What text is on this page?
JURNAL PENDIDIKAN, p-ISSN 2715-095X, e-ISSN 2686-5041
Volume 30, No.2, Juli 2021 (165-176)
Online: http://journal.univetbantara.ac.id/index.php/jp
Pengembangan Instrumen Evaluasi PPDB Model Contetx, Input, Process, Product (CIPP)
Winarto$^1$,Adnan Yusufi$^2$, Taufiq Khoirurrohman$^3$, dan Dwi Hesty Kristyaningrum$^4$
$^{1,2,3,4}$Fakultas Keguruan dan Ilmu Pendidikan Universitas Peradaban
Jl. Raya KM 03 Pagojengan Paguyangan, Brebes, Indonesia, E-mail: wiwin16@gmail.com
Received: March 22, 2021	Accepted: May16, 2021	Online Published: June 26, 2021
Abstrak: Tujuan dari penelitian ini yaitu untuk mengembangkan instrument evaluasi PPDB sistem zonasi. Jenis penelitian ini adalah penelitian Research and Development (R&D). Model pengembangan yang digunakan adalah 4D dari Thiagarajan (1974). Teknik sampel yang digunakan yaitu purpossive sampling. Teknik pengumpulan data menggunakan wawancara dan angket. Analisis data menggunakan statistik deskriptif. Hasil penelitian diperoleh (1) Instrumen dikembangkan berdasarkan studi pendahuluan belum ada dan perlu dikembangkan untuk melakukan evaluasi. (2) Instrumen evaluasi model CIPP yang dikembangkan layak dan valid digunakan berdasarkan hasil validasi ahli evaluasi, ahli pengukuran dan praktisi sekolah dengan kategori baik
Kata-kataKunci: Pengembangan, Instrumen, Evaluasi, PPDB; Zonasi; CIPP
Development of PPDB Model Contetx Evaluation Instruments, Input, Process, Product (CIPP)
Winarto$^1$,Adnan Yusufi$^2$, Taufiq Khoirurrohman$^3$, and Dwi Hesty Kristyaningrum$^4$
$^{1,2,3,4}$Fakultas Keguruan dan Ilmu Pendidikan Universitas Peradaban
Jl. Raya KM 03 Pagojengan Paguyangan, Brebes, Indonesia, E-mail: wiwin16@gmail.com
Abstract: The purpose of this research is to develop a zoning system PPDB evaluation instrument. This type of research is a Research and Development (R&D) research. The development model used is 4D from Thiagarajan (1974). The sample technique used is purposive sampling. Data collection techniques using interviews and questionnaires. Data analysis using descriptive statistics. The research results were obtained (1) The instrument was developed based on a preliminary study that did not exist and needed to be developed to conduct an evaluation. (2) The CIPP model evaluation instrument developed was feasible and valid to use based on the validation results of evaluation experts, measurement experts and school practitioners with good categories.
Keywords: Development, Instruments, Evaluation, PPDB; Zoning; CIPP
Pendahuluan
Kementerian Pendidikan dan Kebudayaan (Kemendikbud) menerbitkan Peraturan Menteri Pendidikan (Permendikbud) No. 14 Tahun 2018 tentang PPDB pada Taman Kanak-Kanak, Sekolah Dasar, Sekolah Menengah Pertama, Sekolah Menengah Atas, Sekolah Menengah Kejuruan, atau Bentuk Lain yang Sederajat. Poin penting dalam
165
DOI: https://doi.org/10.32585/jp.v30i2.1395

■ TASK DESCRIPTION ■
Extract the listing in its entirety, matching it exactly.

■ RESULT ■
What text is on this page?
JURNAL PENDIDIKAN, p-ISSN 2715-095X, e-ISSN 2686-5041
Volume 30, No.2, Juli 2021 (165-176)
Online: http://journal.univetbantara.ac.id/index.php/jp
Pengembangan Instrumen Evaluasi PPDB Model Contetx, Input, Process, Product (CIPP)
Winarto$^1$,Adnan Yusufi$^2$, Taufiq Khoirurrohman$^3$, dan Dwi Hesty Kristyaningrum$^4$
$^{1,2,3,4}$Fakultas Keguruan dan Ilmu Pendidikan Universitas Peradaban
Jl. Raya KM 03 Pagojengan Paguyangan, Brebes, Indonesia, E-mail: wiwin16@gmail.com
Received: March 22, 2021	Accepted: May16, 2021	Online Published: June 26, 2021
Abstrak: Tujuan dari penelitian ini yaitu untuk mengembangkan instrument evaluasi PPDB sistem zonasi. Jenis penelitian ini adalah penelitian Research and Development (R&D). Model pengembangan yang digunakan adalah 4D dari Thiagarajan (1974). Teknik sampel yang digunakan yaitu purpossive sampling. Teknik pengumpulan data menggunakan wawancara dan angket. Analisis data menggunakan statistik deskriptif. Hasil penelitian diperoleh (1) Instrumen dikembangkan berdasarkan studi pendahuluan belum ada dan perlu dikembangkan untuk melakukan evaluasi. (2) Instrumen evaluasi model CIPP yang dikembangkan layak dan valid digunakan berdasarkan hasil validasi ahli evaluasi, ahli pengukuran dan praktisi sekolah dengan kategori baik
Kata-kataKunci: Pengembangan, Instrumen, Evaluasi, PPDB; Zonasi; CIPP
Development of PPDB Model Contetx Evaluation Instruments, Input, Process, Product (CIPP)
Winarto$^1$,Adnan Yusufi$^2$, Taufiq Khoirurrohman$^3$, and Dwi Hesty Kristyaningrum$^4$
$^{1,2,3,4}$Fakultas Keguruan dan Ilmu Pendidikan Universitas Peradaban
Jl. Raya KM 03 Pagojengan Paguyangan, Brebes, Indonesia, E-mail: wiwin16@gmail.com
Abstract: The purpose of this research is to develop a zoning system PPDB evaluation instrument. This type of research is a Research and Development (R&D) research. The development model used is 4D from Thiagarajan (1974). The sample technique used is purposive sampling. Data collection techniques using interviews and questionnaires. Data analysis using descriptive statistics. The research results were obtained (1) The instrument was developed based on a preliminary study that did not exist and needed to be developed to conduct an evaluation. (2) The CIPP model evaluation instrument developed was feasible and valid to use based on the validation results of evaluation experts, measurement experts and school practitioners with good categories.
Keywords: Development, Instruments, Evaluation, PPDB; Zoning; CIPP
Pendahuluan
Kementerian Pendidikan dan Kebudayaan (Kemendikbud) menerbitkan Peraturan Menteri Pendidikan (Permendikbud) No. 14 Tahun 2018 tentang PPDB pada Taman Kanak-Kanak, Sekolah Dasar, Sekolah Menengah Pertama, Sekolah Menengah Atas, Sekolah Menengah Kejuruan, atau Bentuk Lain yang Sederajat. Poin penting dalam
165
DOI: https://doi.org/10.32585/jp.v30i2.1395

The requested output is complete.